__Aim of the task__: Give the data below again, word for word.

__Records shown__:
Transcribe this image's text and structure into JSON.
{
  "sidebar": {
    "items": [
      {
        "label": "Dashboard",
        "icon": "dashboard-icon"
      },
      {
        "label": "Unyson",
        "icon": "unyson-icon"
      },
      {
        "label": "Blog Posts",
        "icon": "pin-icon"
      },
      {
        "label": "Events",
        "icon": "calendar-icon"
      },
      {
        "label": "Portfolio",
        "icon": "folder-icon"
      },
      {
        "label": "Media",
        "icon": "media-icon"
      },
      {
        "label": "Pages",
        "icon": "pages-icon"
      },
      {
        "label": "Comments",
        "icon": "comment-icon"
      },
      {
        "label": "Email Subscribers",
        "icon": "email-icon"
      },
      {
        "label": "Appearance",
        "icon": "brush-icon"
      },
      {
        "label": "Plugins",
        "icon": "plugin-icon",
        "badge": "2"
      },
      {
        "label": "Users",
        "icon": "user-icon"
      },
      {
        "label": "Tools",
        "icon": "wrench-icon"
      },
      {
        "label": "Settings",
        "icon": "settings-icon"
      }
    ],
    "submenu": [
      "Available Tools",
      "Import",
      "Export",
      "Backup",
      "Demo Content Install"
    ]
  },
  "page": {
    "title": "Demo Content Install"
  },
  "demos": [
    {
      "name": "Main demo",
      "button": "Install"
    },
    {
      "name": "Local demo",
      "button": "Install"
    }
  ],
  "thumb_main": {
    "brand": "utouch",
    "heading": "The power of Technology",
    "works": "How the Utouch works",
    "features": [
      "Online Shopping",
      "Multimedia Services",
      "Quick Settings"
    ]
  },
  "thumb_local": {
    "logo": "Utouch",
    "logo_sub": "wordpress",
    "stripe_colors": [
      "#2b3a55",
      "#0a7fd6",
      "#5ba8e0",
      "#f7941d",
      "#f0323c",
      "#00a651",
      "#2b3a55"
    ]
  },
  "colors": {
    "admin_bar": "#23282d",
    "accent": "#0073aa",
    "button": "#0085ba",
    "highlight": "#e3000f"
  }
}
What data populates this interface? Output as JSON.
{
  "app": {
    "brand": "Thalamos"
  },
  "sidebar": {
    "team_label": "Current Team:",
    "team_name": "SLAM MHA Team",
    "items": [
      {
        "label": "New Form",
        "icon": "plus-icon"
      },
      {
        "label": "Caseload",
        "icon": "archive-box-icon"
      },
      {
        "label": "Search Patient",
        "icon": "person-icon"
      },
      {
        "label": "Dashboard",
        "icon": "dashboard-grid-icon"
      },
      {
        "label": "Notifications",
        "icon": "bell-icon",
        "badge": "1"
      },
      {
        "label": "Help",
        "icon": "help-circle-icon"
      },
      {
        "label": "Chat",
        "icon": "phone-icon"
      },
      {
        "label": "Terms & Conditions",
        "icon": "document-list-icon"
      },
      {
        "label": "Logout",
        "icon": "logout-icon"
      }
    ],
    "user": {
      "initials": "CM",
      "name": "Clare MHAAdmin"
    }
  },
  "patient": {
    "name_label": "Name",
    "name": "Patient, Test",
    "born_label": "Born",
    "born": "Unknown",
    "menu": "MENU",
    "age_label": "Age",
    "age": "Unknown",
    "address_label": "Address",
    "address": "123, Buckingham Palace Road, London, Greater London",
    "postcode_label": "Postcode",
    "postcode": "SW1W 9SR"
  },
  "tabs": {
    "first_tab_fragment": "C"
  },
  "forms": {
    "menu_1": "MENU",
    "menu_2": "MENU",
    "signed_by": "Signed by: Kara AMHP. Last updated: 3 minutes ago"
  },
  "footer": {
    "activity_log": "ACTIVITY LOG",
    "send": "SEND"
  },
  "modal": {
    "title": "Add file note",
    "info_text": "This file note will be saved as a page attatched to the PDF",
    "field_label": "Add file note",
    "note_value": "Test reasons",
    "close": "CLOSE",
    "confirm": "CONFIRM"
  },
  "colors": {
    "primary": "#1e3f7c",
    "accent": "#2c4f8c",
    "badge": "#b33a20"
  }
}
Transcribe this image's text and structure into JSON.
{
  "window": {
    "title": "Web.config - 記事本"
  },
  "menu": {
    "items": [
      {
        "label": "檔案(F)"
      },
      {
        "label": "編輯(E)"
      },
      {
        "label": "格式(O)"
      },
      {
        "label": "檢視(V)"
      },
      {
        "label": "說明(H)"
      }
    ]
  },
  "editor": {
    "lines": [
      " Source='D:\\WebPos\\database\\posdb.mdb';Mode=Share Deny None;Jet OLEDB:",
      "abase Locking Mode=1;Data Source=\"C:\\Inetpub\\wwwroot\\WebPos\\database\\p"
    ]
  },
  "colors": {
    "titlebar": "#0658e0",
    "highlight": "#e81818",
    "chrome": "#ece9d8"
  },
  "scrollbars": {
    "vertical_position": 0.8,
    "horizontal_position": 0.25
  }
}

__Solution to this task__:
Transcribe this image's text and structure into JSON.
{
  "sidebar": {
    "items": [
      {
        "label": "Dashboard",
        "icon": "dashboard-icon"
      },
      {
        "label": "Unyson",
        "icon": "unyson-icon"
      },
      {
        "label": "Blog Posts",
        "icon": "pin-icon"
      },
      {
        "label": "Events",
        "icon": "calendar-icon"
      },
      {
        "label": "Portfolio",
        "icon": "folder-icon"
      },
      {
        "label": "Media",
        "icon": "media-icon"
      },
      {
        "label": "Pages",
        "icon": "pages-icon"
      },
      {
        "label": "Comments",
        "icon": "comment-icon"
      },
      {
        "label": "Email Subscribers",
        "icon": "email-icon"
      },
      {
        "label": "Appearance",
        "icon": "brush-icon"
      },
      {
        "label": "Plugins",
        "icon": "plugin-icon",
        "badge": "2"
      },
      {
        "label": "Users",
        "icon": "user-icon"
      },
      {
        "label": "Tools",
        "icon": "wrench-icon"
      },
      {
        "label": "Settings",
        "icon": "settings-icon"
      }
    ],
    "submenu": [
      "Available Tools",
      "Import",
      "Export",
      "Backup",
      "Demo Content Install"
    ]
  },
  "page": {
    "title": "Demo Content Install"
  },
  "demos": [
    {
      "name": "Main demo",
      "button": "Install"
    },
    {
      "name": "Local demo",
      "button": "Install"
    }
  ],
  "thumb_main": {
    "brand": "utouch",
    "heading": "The power of Technology",
    "works": "How the Utouch works",
    "features": [
      "Online Shopping",
      "Multimedia Services",
      "Quick Settings"
    ]
  },
  "thumb_local": {
    "logo": "Utouch",
    "logo_sub": "wordpress",
    "stripe_colors": [
      "#2b3a55",
      "#0a7fd6",
      "#5ba8e0",
      "#f7941d",
      "#f0323c",
      "#00a651",
      "#2b3a55"
    ]
  },
  "colors": {
    "admin_bar": "#23282d",
    "accent": "#0073aa",
    "button": "#0085ba",
    "highlight": "#e3000f"
  }
}
What data populates this interface? Output as JSON.
{
  "app": {
    "brand": "Thalamos"
  },
  "sidebar": {
    "team_label": "Current Team:",
    "team_name": "SLAM MHA Team",
    "items": [
      {
        "label": "New Form",
        "icon": "plus-icon"
      },
      {
        "label": "Caseload",
        "icon": "archive-box-icon"
      },
      {
        "label": "Search Patient",
        "icon": "person-icon"
      },
      {
        "label": "Dashboard",
        "icon": "dashboard-grid-icon"
      },
      {
        "label": "Notifications",
        "icon": "bell-icon",
        "badge": "1"
      },
      {
        "label": "Help",
        "icon": "help-circle-icon"
      },
      {
        "label": "Chat",
        "icon": "phone-icon"
      },
      {
        "label": "Terms & Conditions",
        "icon": "document-list-icon"
      },
      {
        "label": "Logout",
        "icon": "logout-icon"
      }
    ],
    "user": {
      "initials": "CM",
      "name": "Clare MHAAdmin"
    }
  },
  "patient": {
    "name_label": "Name",
    "name": "Patient, Test",
    "born_label": "Born",
    "born": "Unknown",
    "menu": "MENU",
    "age_label": "Age",
    "age": "Unknown",
    "address_label": "Address",
    "address": "123, Buckingham Palace Road, London, Greater London",
    "postcode_label": "Postcode",
    "postcode": "SW1W 9SR"
  },
  "tabs": {
    "first_tab_fragment": "C"
  },
  "forms": {
    "menu_1": "MENU",
    "menu_2": "MENU",
    "signed_by": "Signed by: Kara AMHP. Last updated: 3 minutes ago"
  },
  "footer": {
    "activity_log": "ACTIVITY LOG",
    "send": "SEND"
  },
  "modal": {
    "title": "Add file note",
    "info_text": "This file note will be saved as a page attatched to the PDF",
    "field_label": "Add file note",
    "note_value": "Test reasons",
    "close": "CLOSE",
    "confirm": "CONFIRM"
  },
  "colors": {
    "primary": "#1e3f7c",
    "accent": "#2c4f8c",
    "badge": "#b33a20"
  }
}
Transcribe this image's text and structure into JSON.
{
  "window": {
    "title": "Web.config - 記事本"
  },
  "menu": {
    "items": [
      {
        "label": "檔案(F)"
      },
      {
        "label": "編輯(E)"
      },
      {
        "label": "格式(O)"
      },
      {
        "label": "檢視(V)"
      },
      {
        "label": "說明(H)"
      }
    ]
  },
  "editor": {
    "lines": [
      " Source='D:\\WebPos\\database\\posdb.mdb';Mode=Share Deny None;Jet OLEDB:",
      "abase Locking Mode=1;Data Source=\"C:\\Inetpub\\wwwroot\\WebPos\\database\\p"
    ]
  },
  "colors": {
    "titlebar": "#0658e0",
    "highlight": "#e81818",
    "chrome": "#ece9d8"
  },
  "scrollbars": {
    "vertical_position": 0.8,
    "horizontal_position": 0.25
  }
}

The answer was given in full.